> _Problem description_: Write the data out again, character for character, with no images.

> _Records supplied_:
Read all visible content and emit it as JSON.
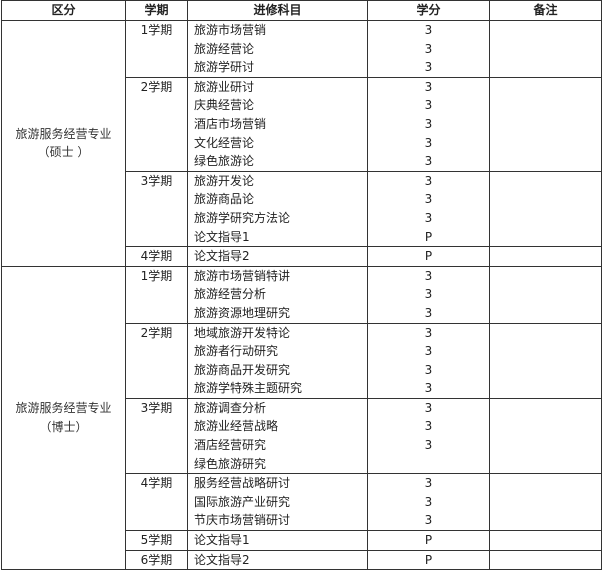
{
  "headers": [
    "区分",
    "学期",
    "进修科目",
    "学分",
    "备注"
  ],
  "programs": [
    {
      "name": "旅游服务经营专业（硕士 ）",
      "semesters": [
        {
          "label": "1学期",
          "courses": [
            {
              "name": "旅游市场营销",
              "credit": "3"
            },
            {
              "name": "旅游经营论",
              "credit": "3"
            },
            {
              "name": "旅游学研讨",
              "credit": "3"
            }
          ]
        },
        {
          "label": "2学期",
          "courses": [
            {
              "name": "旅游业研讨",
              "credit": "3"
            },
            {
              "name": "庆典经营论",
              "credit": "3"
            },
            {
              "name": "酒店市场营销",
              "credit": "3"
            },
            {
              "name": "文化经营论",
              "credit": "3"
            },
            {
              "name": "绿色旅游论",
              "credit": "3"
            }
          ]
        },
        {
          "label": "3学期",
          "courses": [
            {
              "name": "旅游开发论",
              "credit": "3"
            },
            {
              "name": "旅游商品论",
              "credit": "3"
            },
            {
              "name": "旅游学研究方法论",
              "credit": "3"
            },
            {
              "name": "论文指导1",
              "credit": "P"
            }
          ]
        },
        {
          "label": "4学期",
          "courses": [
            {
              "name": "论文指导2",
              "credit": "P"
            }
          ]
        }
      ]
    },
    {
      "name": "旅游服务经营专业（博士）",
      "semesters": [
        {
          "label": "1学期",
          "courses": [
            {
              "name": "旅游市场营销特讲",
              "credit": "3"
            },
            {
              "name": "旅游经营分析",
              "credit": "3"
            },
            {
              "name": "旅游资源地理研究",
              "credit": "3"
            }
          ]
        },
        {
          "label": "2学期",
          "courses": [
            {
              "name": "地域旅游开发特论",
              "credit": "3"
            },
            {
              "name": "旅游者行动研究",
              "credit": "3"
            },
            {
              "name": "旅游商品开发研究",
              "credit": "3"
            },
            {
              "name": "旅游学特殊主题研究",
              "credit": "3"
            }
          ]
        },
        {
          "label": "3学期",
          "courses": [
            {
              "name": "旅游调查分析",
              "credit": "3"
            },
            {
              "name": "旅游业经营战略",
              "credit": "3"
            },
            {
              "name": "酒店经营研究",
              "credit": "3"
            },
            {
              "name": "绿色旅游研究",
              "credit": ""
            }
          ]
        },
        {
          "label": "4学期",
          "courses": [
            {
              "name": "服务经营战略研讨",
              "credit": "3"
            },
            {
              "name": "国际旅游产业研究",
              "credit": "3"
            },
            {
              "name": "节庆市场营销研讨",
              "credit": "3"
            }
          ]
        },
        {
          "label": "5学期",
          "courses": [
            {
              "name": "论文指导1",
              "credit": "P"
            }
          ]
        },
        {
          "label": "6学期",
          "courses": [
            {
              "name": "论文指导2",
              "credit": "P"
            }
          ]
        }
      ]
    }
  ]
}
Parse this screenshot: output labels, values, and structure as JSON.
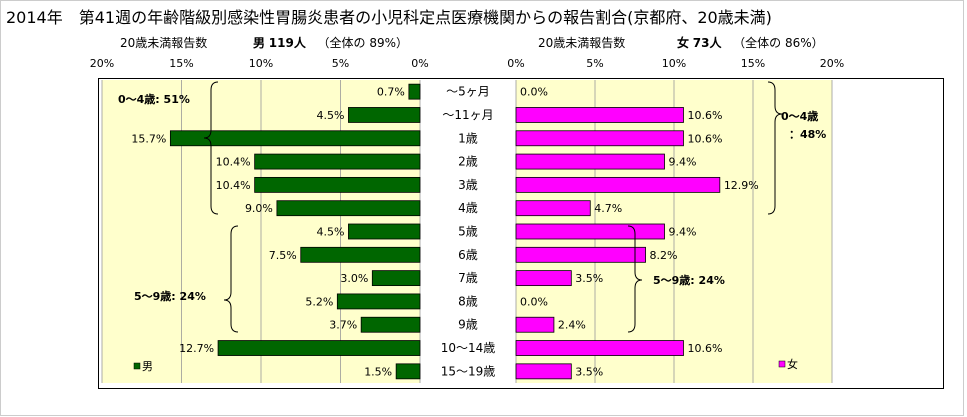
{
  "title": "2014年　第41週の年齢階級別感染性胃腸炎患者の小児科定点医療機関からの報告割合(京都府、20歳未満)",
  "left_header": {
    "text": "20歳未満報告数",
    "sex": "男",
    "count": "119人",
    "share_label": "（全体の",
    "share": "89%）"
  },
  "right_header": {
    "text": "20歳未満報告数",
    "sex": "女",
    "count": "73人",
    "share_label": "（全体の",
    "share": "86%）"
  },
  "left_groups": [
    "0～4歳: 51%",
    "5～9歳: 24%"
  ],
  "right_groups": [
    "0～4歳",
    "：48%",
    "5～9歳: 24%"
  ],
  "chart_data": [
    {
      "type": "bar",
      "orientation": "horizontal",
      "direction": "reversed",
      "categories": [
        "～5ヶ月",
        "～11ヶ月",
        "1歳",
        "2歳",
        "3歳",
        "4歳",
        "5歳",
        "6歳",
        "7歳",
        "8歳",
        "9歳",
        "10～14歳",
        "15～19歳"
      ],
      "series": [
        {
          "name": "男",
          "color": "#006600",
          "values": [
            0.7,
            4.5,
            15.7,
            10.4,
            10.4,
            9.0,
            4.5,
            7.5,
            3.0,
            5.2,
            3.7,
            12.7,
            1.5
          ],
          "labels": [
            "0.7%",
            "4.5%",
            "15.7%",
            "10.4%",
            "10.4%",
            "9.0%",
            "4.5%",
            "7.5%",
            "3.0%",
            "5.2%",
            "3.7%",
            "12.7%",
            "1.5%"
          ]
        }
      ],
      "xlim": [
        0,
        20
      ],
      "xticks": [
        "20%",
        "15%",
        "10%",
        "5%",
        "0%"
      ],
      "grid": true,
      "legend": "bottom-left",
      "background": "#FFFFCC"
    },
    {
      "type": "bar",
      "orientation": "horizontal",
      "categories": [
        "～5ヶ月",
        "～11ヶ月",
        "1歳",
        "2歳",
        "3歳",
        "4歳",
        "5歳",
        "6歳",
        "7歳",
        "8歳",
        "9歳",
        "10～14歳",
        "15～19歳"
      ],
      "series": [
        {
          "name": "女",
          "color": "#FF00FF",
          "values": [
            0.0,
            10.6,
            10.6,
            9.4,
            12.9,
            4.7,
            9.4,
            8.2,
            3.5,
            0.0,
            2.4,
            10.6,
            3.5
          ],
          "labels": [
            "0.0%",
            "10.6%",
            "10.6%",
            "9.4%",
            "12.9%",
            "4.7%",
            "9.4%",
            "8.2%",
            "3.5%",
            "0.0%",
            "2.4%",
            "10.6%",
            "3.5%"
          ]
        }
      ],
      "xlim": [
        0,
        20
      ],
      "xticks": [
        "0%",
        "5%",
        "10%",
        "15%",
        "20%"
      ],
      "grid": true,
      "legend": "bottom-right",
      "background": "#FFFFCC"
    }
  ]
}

> _Solution to the exercise_:
Read all visible content and emit it as JSON.
{
  "headers": [
    "区分",
    "学期",
    "进修科目",
    "学分",
    "备注"
  ],
  "programs": [
    {
      "name": "旅游服务经营专业（硕士 ）",
      "semesters": [
        {
          "label": "1学期",
          "courses": [
            {
              "name": "旅游市场营销",
              "credit": "3"
            },
            {
              "name": "旅游经营论",
              "credit": "3"
            },
            {
              "name": "旅游学研讨",
              "credit": "3"
            }
          ]
        },
        {
          "label": "2学期",
          "courses": [
            {
              "name": "旅游业研讨",
              "credit": "3"
            },
            {
              "name": "庆典经营论",
              "credit": "3"
            },
            {
              "name": "酒店市场营销",
              "credit": "3"
            },
            {
              "name": "文化经营论",
              "credit": "3"
            },
            {
              "name": "绿色旅游论",
              "credit": "3"
            }
          ]
        },
        {
          "label": "3学期",
          "courses": [
            {
              "name": "旅游开发论",
              "credit": "3"
            },
            {
              "name": "旅游商品论",
              "credit": "3"
            },
            {
              "name": "旅游学研究方法论",
              "credit": "3"
            },
            {
              "name": "论文指导1",
              "credit": "P"
            }
          ]
        },
        {
          "label": "4学期",
          "courses": [
            {
              "name": "论文指导2",
              "credit": "P"
            }
          ]
        }
      ]
    },
    {
      "name": "旅游服务经营专业（博士）",
      "semesters": [
        {
          "label": "1学期",
          "courses": [
            {
              "name": "旅游市场营销特讲",
              "credit": "3"
            },
            {
              "name": "旅游经营分析",
              "credit": "3"
            },
            {
              "name": "旅游资源地理研究",
              "credit": "3"
            }
          ]
        },
        {
          "label": "2学期",
          "courses": [
            {
              "name": "地域旅游开发特论",
              "credit": "3"
            },
            {
              "name": "旅游者行动研究",
              "credit": "3"
            },
            {
              "name": "旅游商品开发研究",
              "credit": "3"
            },
            {
              "name": "旅游学特殊主题研究",
              "credit": "3"
            }
          ]
        },
        {
          "label": "3学期",
          "courses": [
            {
              "name": "旅游调查分析",
              "credit": "3"
            },
            {
              "name": "旅游业经营战略",
              "credit": "3"
            },
            {
              "name": "酒店经营研究",
              "credit": "3"
            },
            {
              "name": "绿色旅游研究",
              "credit": ""
            }
          ]
        },
        {
          "label": "4学期",
          "courses": [
            {
              "name": "服务经营战略研讨",
              "credit": "3"
            },
            {
              "name": "国际旅游产业研究",
              "credit": "3"
            },
            {
              "name": "节庆市场营销研讨",
              "credit": "3"
            }
          ]
        },
        {
          "label": "5学期",
          "courses": [
            {
              "name": "论文指导1",
              "credit": "P"
            }
          ]
        },
        {
          "label": "6学期",
          "courses": [
            {
              "name": "论文指导2",
              "credit": "P"
            }
          ]
        }
      ]
    }
  ]
}
Parse this screenshot: output labels, values, and structure as JSON.
{
  "title": "2014年　第41週の年齢階級別感染性胃腸炎患者の小児科定点医療機関からの報告割合(京都府、20歳未満)",
  "left_header": {
    "text": "20歳未満報告数",
    "sex": "男",
    "count": "119人",
    "share_label": "（全体の",
    "share": "89%）"
  },
  "right_header": {
    "text": "20歳未満報告数",
    "sex": "女",
    "count": "73人",
    "share_label": "（全体の",
    "share": "86%）"
  },
  "left_groups": [
    "0～4歳: 51%",
    "5～9歳: 24%"
  ],
  "right_groups": [
    "0～4歳",
    "：48%",
    "5～9歳: 24%"
  ],
  "chart_data": [
    {
      "type": "bar",
      "orientation": "horizontal",
      "direction": "reversed",
      "categories": [
        "～5ヶ月",
        "～11ヶ月",
        "1歳",
        "2歳",
        "3歳",
        "4歳",
        "5歳",
        "6歳",
        "7歳",
        "8歳",
        "9歳",
        "10～14歳",
        "15～19歳"
      ],
      "series": [
        {
          "name": "男",
          "color": "#006600",
          "values": [
            0.7,
            4.5,
            15.7,
            10.4,
            10.4,
            9.0,
            4.5,
            7.5,
            3.0,
            5.2,
            3.7,
            12.7,
            1.5
          ],
          "labels": [
            "0.7%",
            "4.5%",
            "15.7%",
            "10.4%",
            "10.4%",
            "9.0%",
            "4.5%",
            "7.5%",
            "3.0%",
            "5.2%",
            "3.7%",
            "12.7%",
            "1.5%"
          ]
        }
      ],
      "xlim": [
        0,
        20
      ],
      "xticks": [
        "20%",
        "15%",
        "10%",
        "5%",
        "0%"
      ],
      "grid": true,
      "legend": "bottom-left",
      "background": "#FFFFCC"
    },
    {
      "type": "bar",
      "orientation": "horizontal",
      "categories": [
        "～5ヶ月",
        "～11ヶ月",
        "1歳",
        "2歳",
        "3歳",
        "4歳",
        "5歳",
        "6歳",
        "7歳",
        "8歳",
        "9歳",
        "10～14歳",
        "15～19歳"
      ],
      "series": [
        {
          "name": "女",
          "color": "#FF00FF",
          "values": [
            0.0,
            10.6,
            10.6,
            9.4,
            12.9,
            4.7,
            9.4,
            8.2,
            3.5,
            0.0,
            2.4,
            10.6,
            3.5
          ],
          "labels": [
            "0.0%",
            "10.6%",
            "10.6%",
            "9.4%",
            "12.9%",
            "4.7%",
            "9.4%",
            "8.2%",
            "3.5%",
            "0.0%",
            "2.4%",
            "10.6%",
            "3.5%"
          ]
        }
      ],
      "xlim": [
        0,
        20
      ],
      "xticks": [
        "0%",
        "5%",
        "10%",
        "15%",
        "20%"
      ],
      "grid": true,
      "legend": "bottom-right",
      "background": "#FFFFCC"
    }
  ]
}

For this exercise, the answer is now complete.